Instruction – Copy the line with "What text is on this page?" and all lines following it through the last line of the entries, exactly as written.

Data shown –
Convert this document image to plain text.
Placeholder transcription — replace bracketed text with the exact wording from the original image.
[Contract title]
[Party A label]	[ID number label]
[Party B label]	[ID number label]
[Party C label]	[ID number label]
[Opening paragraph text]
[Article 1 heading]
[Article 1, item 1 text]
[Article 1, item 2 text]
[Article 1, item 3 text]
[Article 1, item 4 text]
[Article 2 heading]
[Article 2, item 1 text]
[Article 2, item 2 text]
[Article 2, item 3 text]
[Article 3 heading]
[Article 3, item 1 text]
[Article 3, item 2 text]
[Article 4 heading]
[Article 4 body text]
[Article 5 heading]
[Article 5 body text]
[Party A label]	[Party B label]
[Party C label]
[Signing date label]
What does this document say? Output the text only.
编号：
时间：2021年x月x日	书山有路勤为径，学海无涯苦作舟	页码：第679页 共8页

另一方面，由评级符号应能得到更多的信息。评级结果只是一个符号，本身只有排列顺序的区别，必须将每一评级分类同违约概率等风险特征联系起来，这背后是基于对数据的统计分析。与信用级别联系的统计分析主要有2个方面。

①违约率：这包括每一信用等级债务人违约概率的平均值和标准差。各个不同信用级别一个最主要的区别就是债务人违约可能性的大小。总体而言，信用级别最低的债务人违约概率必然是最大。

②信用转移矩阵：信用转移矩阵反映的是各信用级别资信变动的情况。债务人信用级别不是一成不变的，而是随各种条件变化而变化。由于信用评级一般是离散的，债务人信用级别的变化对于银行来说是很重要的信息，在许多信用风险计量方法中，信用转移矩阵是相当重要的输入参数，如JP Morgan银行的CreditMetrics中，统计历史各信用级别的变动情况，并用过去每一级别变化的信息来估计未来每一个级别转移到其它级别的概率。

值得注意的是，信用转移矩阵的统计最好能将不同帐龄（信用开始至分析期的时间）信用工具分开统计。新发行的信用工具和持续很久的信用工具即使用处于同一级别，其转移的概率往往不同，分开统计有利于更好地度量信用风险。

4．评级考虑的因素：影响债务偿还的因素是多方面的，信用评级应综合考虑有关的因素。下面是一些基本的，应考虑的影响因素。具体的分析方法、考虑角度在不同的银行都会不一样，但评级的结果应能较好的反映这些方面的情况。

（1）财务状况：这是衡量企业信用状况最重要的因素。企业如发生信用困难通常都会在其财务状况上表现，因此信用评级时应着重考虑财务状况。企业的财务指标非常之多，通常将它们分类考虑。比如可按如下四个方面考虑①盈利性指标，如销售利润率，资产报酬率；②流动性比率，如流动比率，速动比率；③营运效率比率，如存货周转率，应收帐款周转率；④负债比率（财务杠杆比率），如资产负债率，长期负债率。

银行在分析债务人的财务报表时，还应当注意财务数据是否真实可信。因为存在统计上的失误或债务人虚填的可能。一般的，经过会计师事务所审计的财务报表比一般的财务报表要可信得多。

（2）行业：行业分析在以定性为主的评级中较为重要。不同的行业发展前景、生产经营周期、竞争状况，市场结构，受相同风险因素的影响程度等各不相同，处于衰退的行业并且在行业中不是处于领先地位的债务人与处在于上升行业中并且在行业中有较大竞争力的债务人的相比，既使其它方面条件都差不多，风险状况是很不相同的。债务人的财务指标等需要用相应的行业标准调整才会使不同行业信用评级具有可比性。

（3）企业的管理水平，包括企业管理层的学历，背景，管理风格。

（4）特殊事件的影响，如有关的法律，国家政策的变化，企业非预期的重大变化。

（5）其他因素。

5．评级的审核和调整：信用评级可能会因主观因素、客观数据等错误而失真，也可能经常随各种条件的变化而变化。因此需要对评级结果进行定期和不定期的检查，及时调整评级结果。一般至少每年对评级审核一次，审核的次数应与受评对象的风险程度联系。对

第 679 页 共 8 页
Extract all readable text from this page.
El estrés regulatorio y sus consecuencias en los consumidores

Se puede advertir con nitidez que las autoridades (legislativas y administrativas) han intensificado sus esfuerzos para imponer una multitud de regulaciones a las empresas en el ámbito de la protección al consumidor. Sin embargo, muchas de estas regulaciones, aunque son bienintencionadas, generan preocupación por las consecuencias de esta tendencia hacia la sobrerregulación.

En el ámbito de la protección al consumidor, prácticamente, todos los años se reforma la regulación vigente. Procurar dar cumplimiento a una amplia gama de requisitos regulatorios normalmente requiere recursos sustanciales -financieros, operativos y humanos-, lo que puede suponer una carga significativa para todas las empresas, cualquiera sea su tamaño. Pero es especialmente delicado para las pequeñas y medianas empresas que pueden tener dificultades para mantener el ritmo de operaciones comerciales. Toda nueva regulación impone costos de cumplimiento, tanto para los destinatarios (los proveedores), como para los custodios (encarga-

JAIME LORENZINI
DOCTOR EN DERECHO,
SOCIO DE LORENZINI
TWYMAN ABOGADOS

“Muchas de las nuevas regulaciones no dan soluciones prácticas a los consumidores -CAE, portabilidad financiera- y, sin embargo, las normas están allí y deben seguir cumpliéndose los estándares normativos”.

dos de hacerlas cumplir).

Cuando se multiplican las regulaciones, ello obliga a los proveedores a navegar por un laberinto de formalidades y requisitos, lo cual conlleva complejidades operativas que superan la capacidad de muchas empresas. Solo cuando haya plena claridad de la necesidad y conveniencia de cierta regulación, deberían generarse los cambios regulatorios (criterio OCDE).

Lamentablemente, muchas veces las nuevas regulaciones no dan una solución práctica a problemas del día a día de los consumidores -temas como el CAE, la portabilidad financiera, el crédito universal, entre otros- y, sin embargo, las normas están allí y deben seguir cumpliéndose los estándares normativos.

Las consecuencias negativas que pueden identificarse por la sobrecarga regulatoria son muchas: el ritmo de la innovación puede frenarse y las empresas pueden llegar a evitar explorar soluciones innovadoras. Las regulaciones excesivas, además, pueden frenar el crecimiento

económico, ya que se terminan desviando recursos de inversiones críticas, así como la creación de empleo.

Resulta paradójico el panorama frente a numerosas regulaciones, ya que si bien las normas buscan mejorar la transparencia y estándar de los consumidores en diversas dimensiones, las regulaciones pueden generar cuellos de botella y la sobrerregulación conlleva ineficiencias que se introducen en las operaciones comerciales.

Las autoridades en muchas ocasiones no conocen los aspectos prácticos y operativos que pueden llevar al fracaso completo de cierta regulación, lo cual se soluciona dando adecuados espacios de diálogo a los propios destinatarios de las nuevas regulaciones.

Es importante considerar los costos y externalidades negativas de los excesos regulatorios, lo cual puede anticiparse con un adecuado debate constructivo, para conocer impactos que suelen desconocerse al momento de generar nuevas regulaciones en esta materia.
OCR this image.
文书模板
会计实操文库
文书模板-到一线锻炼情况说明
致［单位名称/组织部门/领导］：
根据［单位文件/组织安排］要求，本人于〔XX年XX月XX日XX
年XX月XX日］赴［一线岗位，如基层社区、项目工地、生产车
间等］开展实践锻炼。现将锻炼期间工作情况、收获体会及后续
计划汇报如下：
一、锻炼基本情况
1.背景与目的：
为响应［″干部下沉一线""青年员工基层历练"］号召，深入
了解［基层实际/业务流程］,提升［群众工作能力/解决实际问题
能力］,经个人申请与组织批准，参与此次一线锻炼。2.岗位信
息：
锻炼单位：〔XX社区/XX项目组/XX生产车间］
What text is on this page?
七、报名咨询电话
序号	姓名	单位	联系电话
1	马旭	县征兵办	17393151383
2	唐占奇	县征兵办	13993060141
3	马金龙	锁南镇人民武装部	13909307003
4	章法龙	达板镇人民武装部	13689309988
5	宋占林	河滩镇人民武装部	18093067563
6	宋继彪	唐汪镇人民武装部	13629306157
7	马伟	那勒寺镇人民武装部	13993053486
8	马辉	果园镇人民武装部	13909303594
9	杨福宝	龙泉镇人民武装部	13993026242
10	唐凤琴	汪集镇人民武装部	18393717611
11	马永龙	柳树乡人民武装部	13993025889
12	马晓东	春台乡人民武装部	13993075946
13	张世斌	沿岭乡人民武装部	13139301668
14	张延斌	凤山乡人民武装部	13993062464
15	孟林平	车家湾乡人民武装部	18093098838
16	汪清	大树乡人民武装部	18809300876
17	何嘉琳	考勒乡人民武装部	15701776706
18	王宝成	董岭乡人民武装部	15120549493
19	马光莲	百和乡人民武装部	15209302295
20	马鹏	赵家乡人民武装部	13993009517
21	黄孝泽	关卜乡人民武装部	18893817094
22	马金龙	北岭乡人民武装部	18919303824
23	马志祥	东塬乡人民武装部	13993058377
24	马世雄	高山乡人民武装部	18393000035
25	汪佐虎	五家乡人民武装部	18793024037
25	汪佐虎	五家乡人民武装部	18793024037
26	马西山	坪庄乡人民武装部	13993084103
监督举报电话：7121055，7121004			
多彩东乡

Task output –
What text is on this page?
七、报名咨询电话
序号	姓名	单位	联系电话
1	马旭	县征兵办	17393151383
2	唐占奇	县征兵办	13993060141
3	马金龙	锁南镇人民武装部	13909307003
4	章法龙	达板镇人民武装部	13689309988
5	宋占林	河滩镇人民武装部	18093067563
6	宋继彪	唐汪镇人民武装部	13629306157
7	马伟	那勒寺镇人民武装部	13993053486
8	马辉	果园镇人民武装部	13909303594
9	杨福宝	龙泉镇人民武装部	13993026242
10	唐凤琴	汪集镇人民武装部	18393717611
11	马永龙	柳树乡人民武装部	13993025889
12	马晓东	春台乡人民武装部	13993075946
13	张世斌	沿岭乡人民武装部	13139301668
14	张延斌	凤山乡人民武装部	13993062464
15	孟林平	车家湾乡人民武装部	18093098838
16	汪清	大树乡人民武装部	18809300876
17	何嘉琳	考勒乡人民武装部	15701776706
18	王宝成	董岭乡人民武装部	15120549493
19	马光莲	百和乡人民武装部	15209302295
20	马鹏	赵家乡人民武装部	13993009517
21	黄孝泽	关卜乡人民武装部	18893817094
22	马金龙	北岭乡人民武装部	18919303824
23	马志祥	东塬乡人民武装部	13993058377
24	马世雄	高山乡人民武装部	18393000035
25	汪佐虎	五家乡人民武装部	18793024037
25	汪佐虎	五家乡人民武装部	18793024037
26	马西山	坪庄乡人民武装部	13993084103
监督举报电话：7121055，7121004			
多彩东乡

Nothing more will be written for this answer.